The problem:
Copy each line below exactly and leave the pictures out.

Records for the task:
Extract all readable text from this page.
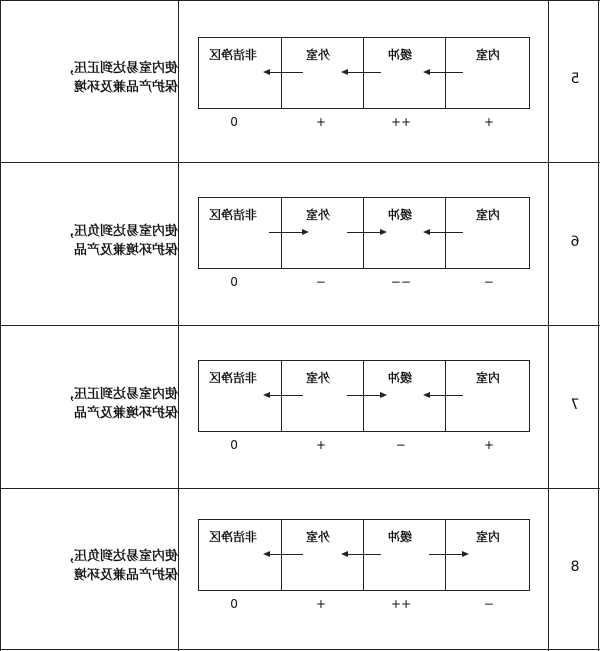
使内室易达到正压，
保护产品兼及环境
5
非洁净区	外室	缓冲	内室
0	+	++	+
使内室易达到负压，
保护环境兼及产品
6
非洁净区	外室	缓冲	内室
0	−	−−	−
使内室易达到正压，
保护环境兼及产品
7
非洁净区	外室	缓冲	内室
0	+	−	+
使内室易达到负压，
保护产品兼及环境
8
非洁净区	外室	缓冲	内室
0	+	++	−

Exercise answer:
Extract all readable text from this page.
使内室易达到正压，
保护产品兼及环境
5
非洁净区	外室	缓冲	内室
0	+	++	+
使内室易达到负压，
保护环境兼及产品
6
非洁净区	外室	缓冲	内室
0	−	−−	−
使内室易达到正压，
保护环境兼及产品
7
非洁净区	外室	缓冲	内室
0	+	−	+
使内室易达到负压，
保护产品兼及环境
8
非洁净区	外室	缓冲	内室
0	+	++	−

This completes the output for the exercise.